[Records excerpted from a collection]

┄┄┄┄┄┄

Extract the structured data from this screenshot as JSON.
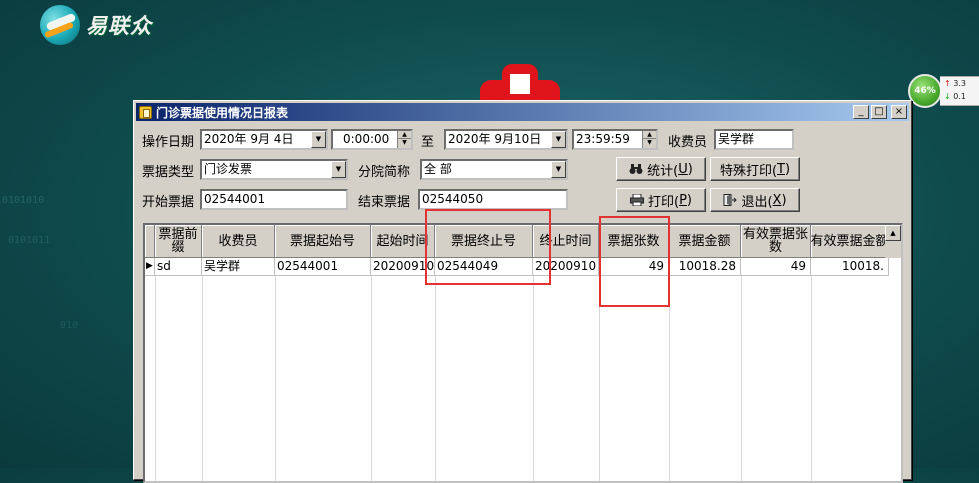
{
  "desktop": {
    "brand_name": "易联众",
    "cpu_percent": "46%",
    "net_up": "3.3",
    "net_down": "0.1",
    "bg_binary_1": "0101010",
    "bg_binary_2": "0101011",
    "bg_binary_3": "010"
  },
  "window": {
    "title": "门诊票据使用情况日报表",
    "minimize": "_",
    "maximize": "□",
    "close": "×"
  },
  "filters": {
    "date_label": "操作日期",
    "date_from": "2020年 9月 4日",
    "time_from": "0:00:00",
    "to_label": "至",
    "date_to": "2020年 9月10日",
    "time_to": "23:59:59",
    "cashier_label": "收费员",
    "cashier_value": "吴学群",
    "type_label": "票据类型",
    "type_value": "门诊发票",
    "branch_label": "分院简称",
    "branch_value": "全 部",
    "start_label": "开始票据",
    "start_value": "02544001",
    "end_label": "结束票据",
    "end_value": "02544050"
  },
  "buttons": {
    "stats": "统计(",
    "stats_key": "U",
    "special_print": "特殊打印(",
    "special_print_key": "T",
    "print": "打印(",
    "print_key": "P",
    "exit": "退出(",
    "exit_key": "X",
    "close_paren": ")"
  },
  "table": {
    "headers": [
      "票据前缀",
      "收费员",
      "票据起始号",
      "起始时间",
      "票据终止号",
      "终止时间",
      "票据张数",
      "票据金额",
      "有效票据张数",
      "有效票据金额"
    ],
    "rows": [
      [
        "sd",
        "吴学群",
        "02544001",
        "20200910",
        "02544049",
        "20200910",
        "49",
        "10018.28",
        "49",
        "10018."
      ]
    ]
  },
  "colors": {
    "highlight": "#e23232",
    "title_start": "#0a246a",
    "title_end": "#a6caf0"
  }
}
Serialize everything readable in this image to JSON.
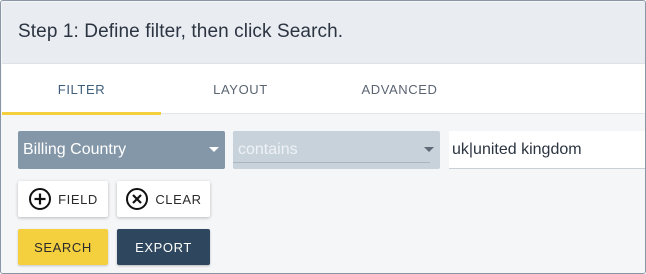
{
  "header": {
    "title": "Step 1: Define filter, then click Search."
  },
  "tabs": [
    {
      "label": "FILTER",
      "active": true
    },
    {
      "label": "LAYOUT",
      "active": false
    },
    {
      "label": "ADVANCED",
      "active": false
    }
  ],
  "filter": {
    "field_select": {
      "value": "Billing Country",
      "icon": "caret-down-icon"
    },
    "operator_select": {
      "value": "contains",
      "icon": "caret-down-icon"
    },
    "value_input": {
      "value": "uk|united kingdom"
    }
  },
  "buttons": {
    "field": {
      "label": "FIELD",
      "icon": "plus-circle-icon"
    },
    "clear": {
      "label": "CLEAR",
      "icon": "x-circle-icon"
    },
    "search": {
      "label": "SEARCH"
    },
    "export": {
      "label": "EXPORT"
    }
  },
  "colors": {
    "accent": "#f4d03f",
    "field_select_bg": "#8497a9",
    "export_bg": "#2e475e"
  }
}
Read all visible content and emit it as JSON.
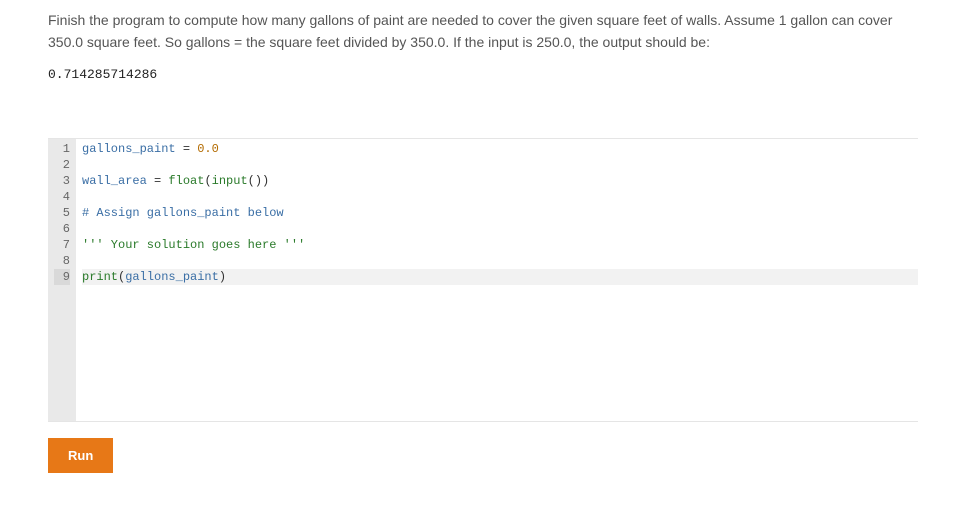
{
  "prompt": {
    "paragraph": "Finish the program to compute how many gallons of paint are needed to cover the given square feet of walls. Assume 1 gallon can cover 350.0 square feet. So gallons = the square feet divided by 350.0. If the input is 250.0, the output should be:",
    "expected_output": "0.714285714286"
  },
  "editor": {
    "active_line": 9,
    "lines": [
      {
        "n": 1,
        "tokens": [
          {
            "t": "gallons_paint",
            "c": "tok-ident"
          },
          {
            "t": " = ",
            "c": "tok-plain"
          },
          {
            "t": "0.0",
            "c": "tok-num"
          }
        ]
      },
      {
        "n": 2,
        "tokens": []
      },
      {
        "n": 3,
        "tokens": [
          {
            "t": "wall_area",
            "c": "tok-ident"
          },
          {
            "t": " = ",
            "c": "tok-plain"
          },
          {
            "t": "float",
            "c": "tok-func"
          },
          {
            "t": "(",
            "c": "tok-plain"
          },
          {
            "t": "input",
            "c": "tok-func"
          },
          {
            "t": "())",
            "c": "tok-plain"
          }
        ]
      },
      {
        "n": 4,
        "tokens": []
      },
      {
        "n": 5,
        "tokens": [
          {
            "t": "# Assign gallons_paint below",
            "c": "tok-comment"
          }
        ]
      },
      {
        "n": 6,
        "tokens": []
      },
      {
        "n": 7,
        "tokens": [
          {
            "t": "''' Your solution goes here '''",
            "c": "tok-str"
          }
        ]
      },
      {
        "n": 8,
        "tokens": []
      },
      {
        "n": 9,
        "tokens": [
          {
            "t": "print",
            "c": "tok-func"
          },
          {
            "t": "(",
            "c": "tok-plain"
          },
          {
            "t": "gallons_paint",
            "c": "tok-ident"
          },
          {
            "t": ")",
            "c": "tok-plain"
          }
        ]
      }
    ]
  },
  "buttons": {
    "run_label": "Run"
  }
}
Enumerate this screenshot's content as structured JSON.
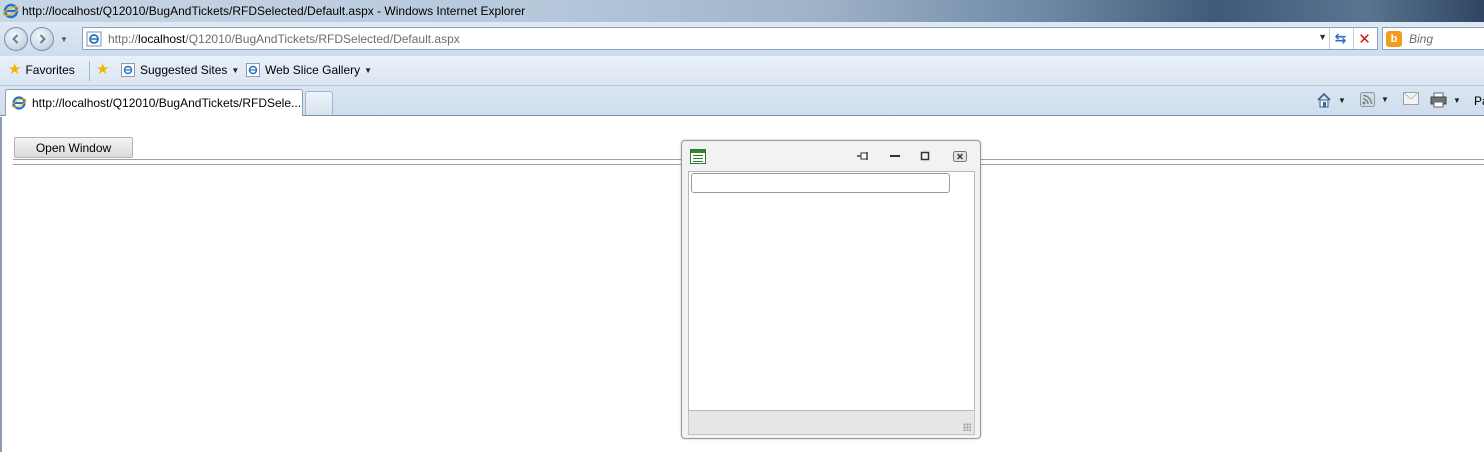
{
  "window": {
    "title": "http://localhost/Q12010/BugAndTickets/RFDSelected/Default.aspx - Windows Internet Explorer"
  },
  "address_bar": {
    "url_prefix": "http://",
    "url_host": "localhost",
    "url_path": "/Q12010/BugAndTickets/RFDSelected/Default.aspx"
  },
  "search": {
    "placeholder": "Bing",
    "provider_icon": "bing-icon"
  },
  "favorites_bar": {
    "favorites_label": "Favorites",
    "items": [
      {
        "label": "Suggested Sites"
      },
      {
        "label": "Web Slice Gallery"
      }
    ]
  },
  "tabs": [
    {
      "label": "http://localhost/Q12010/BugAndTickets/RFDSele...",
      "active": true
    }
  ],
  "command_bar": {
    "truncated_label": "Pa"
  },
  "page": {
    "open_window_button": "Open Window"
  },
  "popup_window": {
    "input_value": "",
    "buttons": [
      "pin-icon",
      "minimize-icon",
      "maximize-icon",
      "close-icon"
    ]
  },
  "colors": {
    "accent": "#2b6bc4",
    "stop": "#c81a1a",
    "bing": "#f39c1b",
    "popup_icon": "#2c8a2c"
  }
}
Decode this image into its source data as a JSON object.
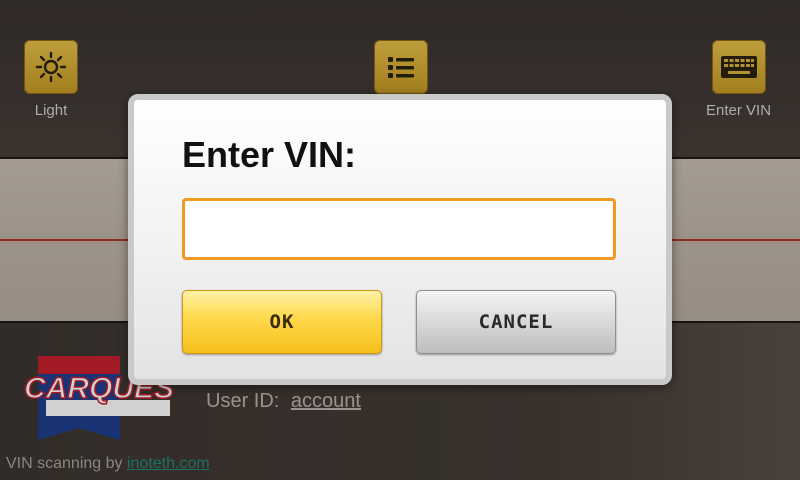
{
  "toolbar": {
    "light": {
      "label": "Light",
      "icon": "sun-icon"
    },
    "list": {
      "label": "",
      "icon": "list-icon"
    },
    "enter_vin": {
      "label": "Enter VIN",
      "icon": "keyboard-icon"
    }
  },
  "main": {
    "logo_text": "CARQUEST",
    "user_id_label": "User ID:",
    "user_id_value": "account",
    "credit_prefix": "VIN scanning by",
    "credit_link": "inoteth.com"
  },
  "dialog": {
    "title": "Enter VIN:",
    "vin_value": "",
    "vin_placeholder": "",
    "ok_label": "OK",
    "cancel_label": "CANCEL"
  },
  "colors": {
    "accent_yellow": "#f6bf1c",
    "input_border": "#ef9a22",
    "scan_line": "#b0322a",
    "logo_red": "#c6202e",
    "logo_blue": "#1f3f8f"
  }
}
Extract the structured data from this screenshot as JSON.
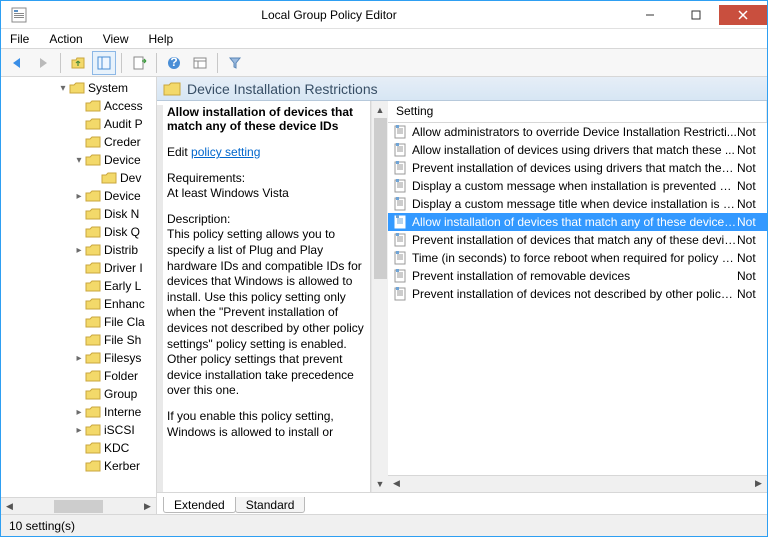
{
  "window": {
    "title": "Local Group Policy Editor"
  },
  "menu": [
    "File",
    "Action",
    "View",
    "Help"
  ],
  "tree": [
    {
      "indent": 56,
      "exp": "▾",
      "label": "System"
    },
    {
      "indent": 72,
      "exp": "",
      "label": "Access"
    },
    {
      "indent": 72,
      "exp": "",
      "label": "Audit P"
    },
    {
      "indent": 72,
      "exp": "",
      "label": "Creder"
    },
    {
      "indent": 72,
      "exp": "▾",
      "label": "Device"
    },
    {
      "indent": 88,
      "exp": "",
      "label": "Dev"
    },
    {
      "indent": 72,
      "exp": "▸",
      "label": "Device"
    },
    {
      "indent": 72,
      "exp": "",
      "label": "Disk N"
    },
    {
      "indent": 72,
      "exp": "",
      "label": "Disk Q"
    },
    {
      "indent": 72,
      "exp": "▸",
      "label": "Distrib"
    },
    {
      "indent": 72,
      "exp": "",
      "label": "Driver I"
    },
    {
      "indent": 72,
      "exp": "",
      "label": "Early L"
    },
    {
      "indent": 72,
      "exp": "",
      "label": "Enhanc"
    },
    {
      "indent": 72,
      "exp": "",
      "label": "File Cla"
    },
    {
      "indent": 72,
      "exp": "",
      "label": "File Sh"
    },
    {
      "indent": 72,
      "exp": "▸",
      "label": "Filesys"
    },
    {
      "indent": 72,
      "exp": "",
      "label": "Folder"
    },
    {
      "indent": 72,
      "exp": "",
      "label": "Group"
    },
    {
      "indent": 72,
      "exp": "▸",
      "label": "Interne"
    },
    {
      "indent": 72,
      "exp": "▸",
      "label": "iSCSI"
    },
    {
      "indent": 72,
      "exp": "",
      "label": "KDC"
    },
    {
      "indent": 72,
      "exp": "",
      "label": "Kerber"
    }
  ],
  "pane": {
    "title": "Device Installation Restrictions"
  },
  "desc": {
    "heading": "Allow installation of devices that match any of these device IDs",
    "edit_prefix": "Edit ",
    "edit_link": "policy setting ",
    "req_label": "Requirements:",
    "req_value": "At least Windows Vista",
    "desc_label": "Description:",
    "desc_body": "This policy setting allows you to specify a list of Plug and Play hardware IDs and compatible IDs for devices that Windows is allowed to install. Use this policy setting only when the \"Prevent installation of devices not described by other policy settings\" policy setting is enabled. Other policy settings that prevent device installation take precedence over this one.",
    "extra": "If you enable this policy setting, Windows is allowed to install or"
  },
  "list": {
    "col_setting": "Setting",
    "rows": [
      {
        "text": "Allow administrators to override Device Installation Restricti...",
        "state": "Not"
      },
      {
        "text": "Allow installation of devices using drivers that match these ...",
        "state": "Not"
      },
      {
        "text": "Prevent installation of devices using drivers that match thes...",
        "state": "Not"
      },
      {
        "text": "Display a custom message when installation is prevented by...",
        "state": "Not"
      },
      {
        "text": "Display a custom message title when device installation is pr...",
        "state": "Not"
      },
      {
        "text": "Allow installation of devices that match any of these device ...",
        "state": "Not",
        "selected": true
      },
      {
        "text": "Prevent installation of devices that match any of these devic...",
        "state": "Not"
      },
      {
        "text": "Time (in seconds) to force reboot when required for policy c...",
        "state": "Not"
      },
      {
        "text": "Prevent installation of removable devices",
        "state": "Not"
      },
      {
        "text": "Prevent installation of devices not described by other policy ...",
        "state": "Not"
      }
    ]
  },
  "tabs": {
    "extended": "Extended",
    "standard": "Standard"
  },
  "status": "10 setting(s)"
}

┄┄┄┄┄┄

Required task:
Copy each line above containing the string "JSON".

Finished task:
Extract the structured data from this screenshot as JSON.
Serialize everything readable in this image to JSON.
Read all visible content and emit it as JSON.
Enumerate this screenshot's content as structured JSON.
Decode this image into its source data as a JSON object.
Extract the structured data from this screenshot as JSON.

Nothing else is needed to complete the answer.